» INSTRUCTIONS TO FOLLOW
Take the data that follows and retype it word for word.

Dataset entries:
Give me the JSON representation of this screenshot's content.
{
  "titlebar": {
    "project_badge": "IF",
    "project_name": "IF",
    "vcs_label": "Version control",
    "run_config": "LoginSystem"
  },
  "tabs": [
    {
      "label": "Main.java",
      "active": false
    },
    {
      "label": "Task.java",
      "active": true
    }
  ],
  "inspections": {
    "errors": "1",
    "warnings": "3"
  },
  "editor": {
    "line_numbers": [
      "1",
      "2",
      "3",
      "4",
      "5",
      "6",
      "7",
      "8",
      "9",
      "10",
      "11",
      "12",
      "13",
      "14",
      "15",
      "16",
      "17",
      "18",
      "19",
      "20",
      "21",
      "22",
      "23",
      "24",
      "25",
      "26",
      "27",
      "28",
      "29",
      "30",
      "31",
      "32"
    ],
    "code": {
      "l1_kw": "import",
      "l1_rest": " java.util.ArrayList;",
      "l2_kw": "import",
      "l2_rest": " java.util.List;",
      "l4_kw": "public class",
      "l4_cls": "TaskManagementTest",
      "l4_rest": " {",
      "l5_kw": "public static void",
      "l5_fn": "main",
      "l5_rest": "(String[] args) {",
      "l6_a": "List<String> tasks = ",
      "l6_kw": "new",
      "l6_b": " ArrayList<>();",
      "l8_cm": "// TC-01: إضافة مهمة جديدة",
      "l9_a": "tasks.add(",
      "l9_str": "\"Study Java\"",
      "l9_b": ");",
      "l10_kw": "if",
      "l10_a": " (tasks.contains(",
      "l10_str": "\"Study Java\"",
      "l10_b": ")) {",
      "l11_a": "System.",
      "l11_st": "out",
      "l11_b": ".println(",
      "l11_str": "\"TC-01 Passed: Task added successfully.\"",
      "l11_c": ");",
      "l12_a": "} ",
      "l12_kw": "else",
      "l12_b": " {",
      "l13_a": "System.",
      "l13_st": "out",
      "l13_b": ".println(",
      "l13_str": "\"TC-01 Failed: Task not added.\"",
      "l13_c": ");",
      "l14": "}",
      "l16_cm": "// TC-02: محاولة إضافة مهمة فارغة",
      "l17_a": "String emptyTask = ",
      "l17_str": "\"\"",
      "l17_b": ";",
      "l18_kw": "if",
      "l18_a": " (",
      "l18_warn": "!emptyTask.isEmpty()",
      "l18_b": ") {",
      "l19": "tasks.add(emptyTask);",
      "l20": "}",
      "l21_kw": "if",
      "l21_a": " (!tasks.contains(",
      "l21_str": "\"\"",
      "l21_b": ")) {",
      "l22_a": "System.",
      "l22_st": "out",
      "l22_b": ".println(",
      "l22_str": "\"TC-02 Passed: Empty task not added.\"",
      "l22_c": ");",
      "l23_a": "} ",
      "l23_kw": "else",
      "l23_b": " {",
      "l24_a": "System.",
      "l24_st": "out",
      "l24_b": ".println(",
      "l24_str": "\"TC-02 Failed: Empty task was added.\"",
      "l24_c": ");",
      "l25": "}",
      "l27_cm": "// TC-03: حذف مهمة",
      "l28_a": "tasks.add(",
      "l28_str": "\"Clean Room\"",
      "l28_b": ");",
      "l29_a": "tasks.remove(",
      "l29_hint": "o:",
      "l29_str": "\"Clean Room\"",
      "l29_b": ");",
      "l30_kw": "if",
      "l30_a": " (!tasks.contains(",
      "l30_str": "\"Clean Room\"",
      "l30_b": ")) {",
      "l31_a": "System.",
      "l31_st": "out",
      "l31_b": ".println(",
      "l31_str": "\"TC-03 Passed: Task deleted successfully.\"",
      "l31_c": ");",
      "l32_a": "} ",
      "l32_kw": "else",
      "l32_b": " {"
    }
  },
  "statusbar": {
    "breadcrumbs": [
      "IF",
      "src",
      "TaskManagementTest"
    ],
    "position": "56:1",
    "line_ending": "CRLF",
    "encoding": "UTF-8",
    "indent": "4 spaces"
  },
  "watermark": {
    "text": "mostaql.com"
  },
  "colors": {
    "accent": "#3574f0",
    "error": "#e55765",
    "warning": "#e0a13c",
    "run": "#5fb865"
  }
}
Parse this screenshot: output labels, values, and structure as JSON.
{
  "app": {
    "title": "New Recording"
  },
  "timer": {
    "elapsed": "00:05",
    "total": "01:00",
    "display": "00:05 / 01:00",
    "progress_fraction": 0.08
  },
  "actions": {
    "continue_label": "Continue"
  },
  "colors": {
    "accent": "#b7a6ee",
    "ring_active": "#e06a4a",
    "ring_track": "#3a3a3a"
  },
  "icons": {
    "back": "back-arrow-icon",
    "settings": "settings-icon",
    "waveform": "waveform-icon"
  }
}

» TASK SOLUTION
Give me the JSON representation of this screenshot's content.
{
  "titlebar": {
    "project_badge": "IF",
    "project_name": "IF",
    "vcs_label": "Version control",
    "run_config": "LoginSystem"
  },
  "tabs": [
    {
      "label": "Main.java",
      "active": false
    },
    {
      "label": "Task.java",
      "active": true
    }
  ],
  "inspections": {
    "errors": "1",
    "warnings": "3"
  },
  "editor": {
    "line_numbers": [
      "1",
      "2",
      "3",
      "4",
      "5",
      "6",
      "7",
      "8",
      "9",
      "10",
      "11",
      "12",
      "13",
      "14",
      "15",
      "16",
      "17",
      "18",
      "19",
      "20",
      "21",
      "22",
      "23",
      "24",
      "25",
      "26",
      "27",
      "28",
      "29",
      "30",
      "31",
      "32"
    ],
    "code": {
      "l1_kw": "import",
      "l1_rest": " java.util.ArrayList;",
      "l2_kw": "import",
      "l2_rest": " java.util.List;",
      "l4_kw": "public class",
      "l4_cls": "TaskManagementTest",
      "l4_rest": " {",
      "l5_kw": "public static void",
      "l5_fn": "main",
      "l5_rest": "(String[] args) {",
      "l6_a": "List<String> tasks = ",
      "l6_kw": "new",
      "l6_b": " ArrayList<>();",
      "l8_cm": "// TC-01: إضافة مهمة جديدة",
      "l9_a": "tasks.add(",
      "l9_str": "\"Study Java\"",
      "l9_b": ");",
      "l10_kw": "if",
      "l10_a": " (tasks.contains(",
      "l10_str": "\"Study Java\"",
      "l10_b": ")) {",
      "l11_a": "System.",
      "l11_st": "out",
      "l11_b": ".println(",
      "l11_str": "\"TC-01 Passed: Task added successfully.\"",
      "l11_c": ");",
      "l12_a": "} ",
      "l12_kw": "else",
      "l12_b": " {",
      "l13_a": "System.",
      "l13_st": "out",
      "l13_b": ".println(",
      "l13_str": "\"TC-01 Failed: Task not added.\"",
      "l13_c": ");",
      "l14": "}",
      "l16_cm": "// TC-02: محاولة إضافة مهمة فارغة",
      "l17_a": "String emptyTask = ",
      "l17_str": "\"\"",
      "l17_b": ";",
      "l18_kw": "if",
      "l18_a": " (",
      "l18_warn": "!emptyTask.isEmpty()",
      "l18_b": ") {",
      "l19": "tasks.add(emptyTask);",
      "l20": "}",
      "l21_kw": "if",
      "l21_a": " (!tasks.contains(",
      "l21_str": "\"\"",
      "l21_b": ")) {",
      "l22_a": "System.",
      "l22_st": "out",
      "l22_b": ".println(",
      "l22_str": "\"TC-02 Passed: Empty task not added.\"",
      "l22_c": ");",
      "l23_a": "} ",
      "l23_kw": "else",
      "l23_b": " {",
      "l24_a": "System.",
      "l24_st": "out",
      "l24_b": ".println(",
      "l24_str": "\"TC-02 Failed: Empty task was added.\"",
      "l24_c": ");",
      "l25": "}",
      "l27_cm": "// TC-03: حذف مهمة",
      "l28_a": "tasks.add(",
      "l28_str": "\"Clean Room\"",
      "l28_b": ");",
      "l29_a": "tasks.remove(",
      "l29_hint": "o:",
      "l29_str": "\"Clean Room\"",
      "l29_b": ");",
      "l30_kw": "if",
      "l30_a": " (!tasks.contains(",
      "l30_str": "\"Clean Room\"",
      "l30_b": ")) {",
      "l31_a": "System.",
      "l31_st": "out",
      "l31_b": ".println(",
      "l31_str": "\"TC-03 Passed: Task deleted successfully.\"",
      "l31_c": ");",
      "l32_a": "} ",
      "l32_kw": "else",
      "l32_b": " {"
    }
  },
  "statusbar": {
    "breadcrumbs": [
      "IF",
      "src",
      "TaskManagementTest"
    ],
    "position": "56:1",
    "line_ending": "CRLF",
    "encoding": "UTF-8",
    "indent": "4 spaces"
  },
  "watermark": {
    "text": "mostaql.com"
  },
  "colors": {
    "accent": "#3574f0",
    "error": "#e55765",
    "warning": "#e0a13c",
    "run": "#5fb865"
  }
}
Parse this screenshot: output labels, values, and structure as JSON.
{
  "app": {
    "title": "New Recording"
  },
  "timer": {
    "elapsed": "00:05",
    "total": "01:00",
    "display": "00:05 / 01:00",
    "progress_fraction": 0.08
  },
  "actions": {
    "continue_label": "Continue"
  },
  "colors": {
    "accent": "#b7a6ee",
    "ring_active": "#e06a4a",
    "ring_track": "#3a3a3a"
  },
  "icons": {
    "back": "back-arrow-icon",
    "settings": "settings-icon",
    "waveform": "waveform-icon"
  }
}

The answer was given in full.